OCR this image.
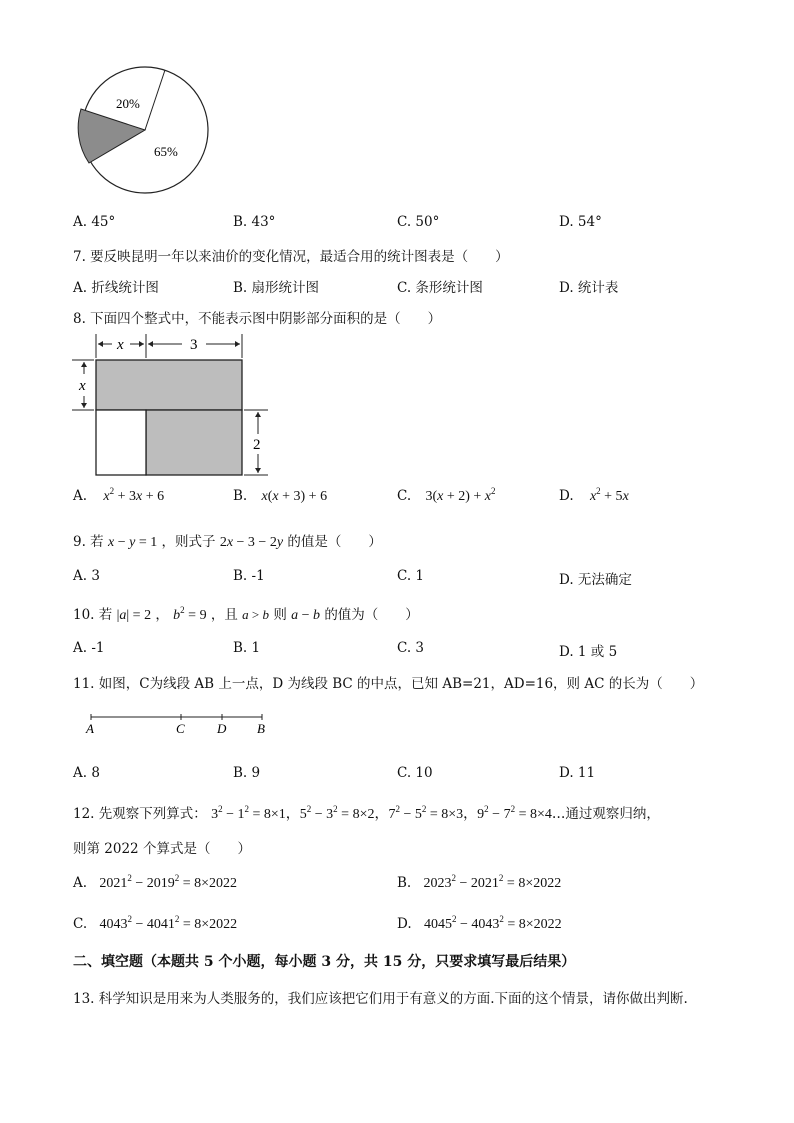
20%
65%
A. 45°	B. 43°	C. 50°	D. 54°
7. 要反映昆明一年以来油价的变化情况，最适合用的统计图表是（　　）
A. 折线统计图	B. 扇形统计图	C. 条形统计图	D. 统计表
8. 下面四个整式中，不能表示图中阴影部分面积的是（　　）
x	3
x
2
A. $x^2 + 3x + 6$	B. x(x + 3) + 6	C. $3(x + 2) + x^2$	D. $x^2 + 5x$
9. 若 x − y = 1 ，则式子 2x − 3 − 2y 的值是（　　）
A. 3	B. -1	C. 1	D. 无法确定
10. 若 |a| = 2 ， $b^2 = 9$ ，且 a > b 则 a − b 的值为（　　）
A. -1	B. 1	C. 3	D. 1 或 5
11. 如图，C为线段 AB 上一点，D 为线段 BC 的中点，已知 AB=21，AD=16，则 AC 的长为（　　）
A	C D B
A. 8	B. 9	C. 10	D. 11
12. 先观察下列算式： $3^2 - 1^2 = 8\times 1$，$5^2 - 3^2 = 8\times 2$，$7^2 - 5^2 = 8\times 3$，$9^2 - 7^2$ = 8×4…通过观察归纳，
则第 2022 个算式是（　　）
A. $2021^2 - 2019^2 = 8\times 2022$	B. $2023^2 - 2021^2 = 8\times 2022$
C. $4043^2 - 4041^2 = 8\times 2022$	D. $4045^2 - 4043^2 = 8\times 2022$
二、填空题（本题共 5 个小题，每小题 3 分，共 15 分，只要求填写最后结果）
13. 科学知识是用来为人类服务的，我们应该把它们用于有意义的方面.下面的这个情景，请你做出判断.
※ ※ ※
* BRIEF *
Print each entry shown above with exact wording and no pictures.

* SOLUTION *
OCR this image.
20%
65%
A. 45°	B. 43°	C. 50°	D. 54°
7. 要反映昆明一年以来油价的变化情况，最适合用的统计图表是（　　）
A. 折线统计图	B. 扇形统计图	C. 条形统计图	D. 统计表
8. 下面四个整式中，不能表示图中阴影部分面积的是（　　）
x	3
x
2
A. $x^2 + 3x + 6$	B. x(x + 3) + 6	C. $3(x + 2) + x^2$	D. $x^2 + 5x$
9. 若 x − y = 1 ，则式子 2x − 3 − 2y 的值是（　　）
A. 3	B. -1	C. 1	D. 无法确定
10. 若 |a| = 2 ， $b^2 = 9$ ，且 a > b 则 a − b 的值为（　　）
A. -1	B. 1	C. 3	D. 1 或 5
11. 如图，C为线段 AB 上一点，D 为线段 BC 的中点，已知 AB=21，AD=16，则 AC 的长为（　　）
A	C D B
A. 8	B. 9	C. 10	D. 11
12. 先观察下列算式： $3^2 - 1^2 = 8\times 1$，$5^2 - 3^2 = 8\times 2$，$7^2 - 5^2 = 8\times 3$，$9^2 - 7^2$ = 8×4…通过观察归纳，
则第 2022 个算式是（　　）
A. $2021^2 - 2019^2 = 8\times 2022$	B. $2023^2 - 2021^2 = 8\times 2022$
C. $4043^2 - 4041^2 = 8\times 2022$	D. $4045^2 - 4043^2 = 8\times 2022$
二、填空题（本题共 5 个小题，每小题 3 分，共 15 分，只要求填写最后结果）
13. 科学知识是用来为人类服务的，我们应该把它们用于有意义的方面.下面的这个情景，请你做出判断.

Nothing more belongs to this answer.